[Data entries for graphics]
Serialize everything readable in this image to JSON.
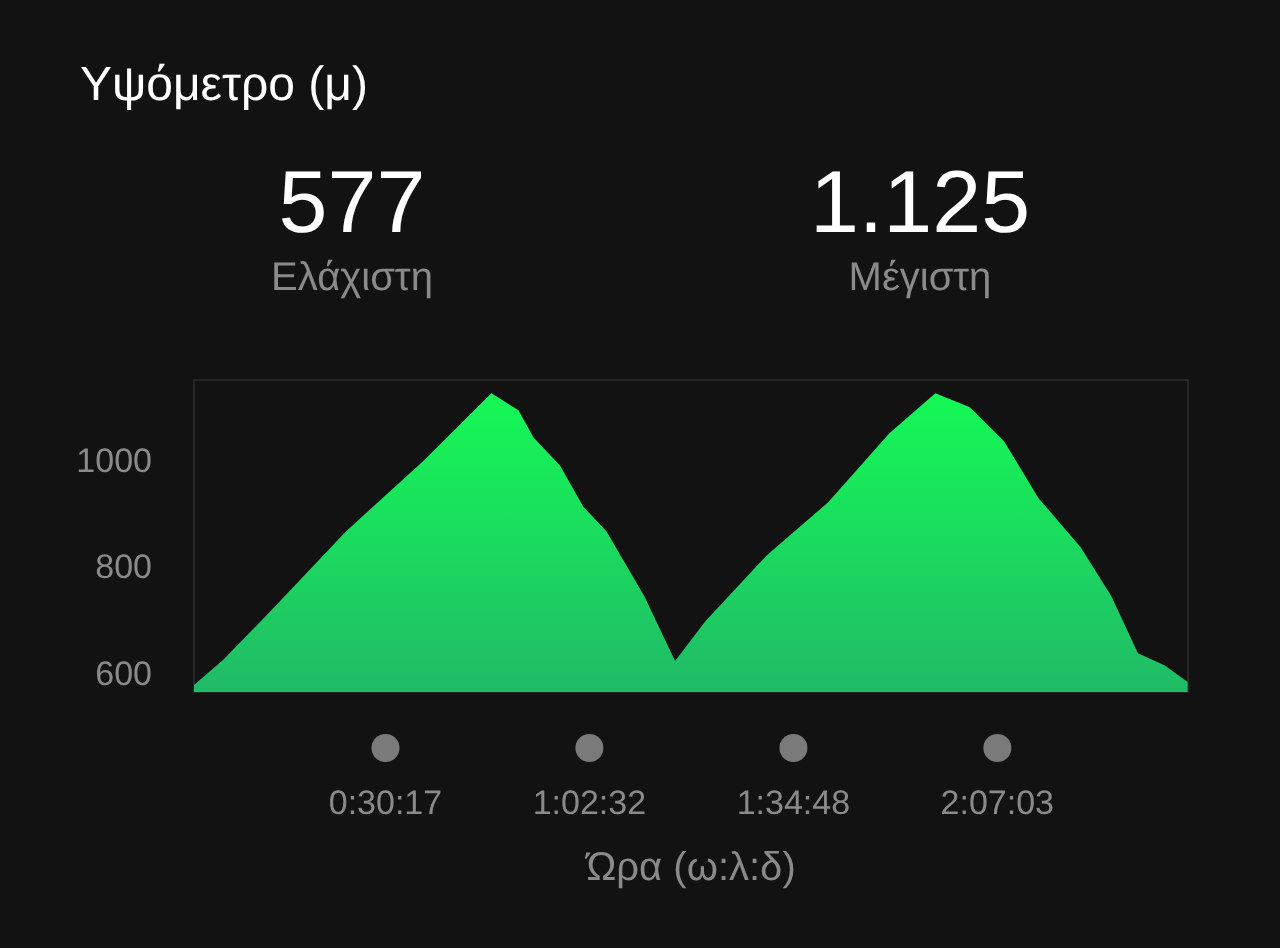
{
  "chart_data": {
    "type": "area",
    "title": "Υψόμετρο (μ)",
    "annotations": [
      "577",
      "Ελάχιστη",
      "1.125",
      "Μέγιστη"
    ],
    "xlabel": "Ώρα (ω:λ:δ)",
    "x": [
      0.0,
      0.078,
      0.199,
      0.401,
      0.603,
      0.784,
      0.855,
      0.895,
      0.965,
      1.026,
      1.087,
      1.187,
      1.268,
      1.349,
      1.51,
      1.671,
      1.833,
      1.954,
      2.045,
      2.135,
      2.226,
      2.337,
      2.418,
      2.488,
      2.559,
      2.619
    ],
    "series": [
      {
        "color": "#12d84a",
        "values": [
          577,
          625,
          714,
          866,
          997,
          1125,
          1093,
          1042,
          989,
          912,
          866,
          744,
          622,
          698,
          821,
          920,
          1050,
          1125,
          1099,
          1035,
          928,
          836,
          744,
          637,
          614,
          583
        ]
      }
    ],
    "xticks": [
      {
        "value": 0.5047,
        "label": "0:30:17"
      },
      {
        "value": 1.0422,
        "label": "1:02:32"
      },
      {
        "value": 1.58,
        "label": "1:34:48"
      },
      {
        "value": 2.1175,
        "label": "2:07:03"
      }
    ],
    "xlim": [
      0,
      2.62
    ],
    "ylim": [
      564,
      1150
    ],
    "yticks": [
      600,
      800,
      1000
    ],
    "grid": false
  }
}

**Exercise aim**. Quote every record above exactly, leaving out the pictures.

**Correct response**.
Serialize everything readable in this image to JSON.
{
  "chart_data": {
    "type": "area",
    "title": "Υψόμετρο (μ)",
    "annotations": [
      "577",
      "Ελάχιστη",
      "1.125",
      "Μέγιστη"
    ],
    "xlabel": "Ώρα (ω:λ:δ)",
    "x": [
      0.0,
      0.078,
      0.199,
      0.401,
      0.603,
      0.784,
      0.855,
      0.895,
      0.965,
      1.026,
      1.087,
      1.187,
      1.268,
      1.349,
      1.51,
      1.671,
      1.833,
      1.954,
      2.045,
      2.135,
      2.226,
      2.337,
      2.418,
      2.488,
      2.559,
      2.619
    ],
    "series": [
      {
        "color": "#12d84a",
        "values": [
          577,
          625,
          714,
          866,
          997,
          1125,
          1093,
          1042,
          989,
          912,
          866,
          744,
          622,
          698,
          821,
          920,
          1050,
          1125,
          1099,
          1035,
          928,
          836,
          744,
          637,
          614,
          583
        ]
      }
    ],
    "xticks": [
      {
        "value": 0.5047,
        "label": "0:30:17"
      },
      {
        "value": 1.0422,
        "label": "1:02:32"
      },
      {
        "value": 1.58,
        "label": "1:34:48"
      },
      {
        "value": 2.1175,
        "label": "2:07:03"
      }
    ],
    "xlim": [
      0,
      2.62
    ],
    "ylim": [
      564,
      1150
    ],
    "yticks": [
      600,
      800,
      1000
    ],
    "grid": false
  }
}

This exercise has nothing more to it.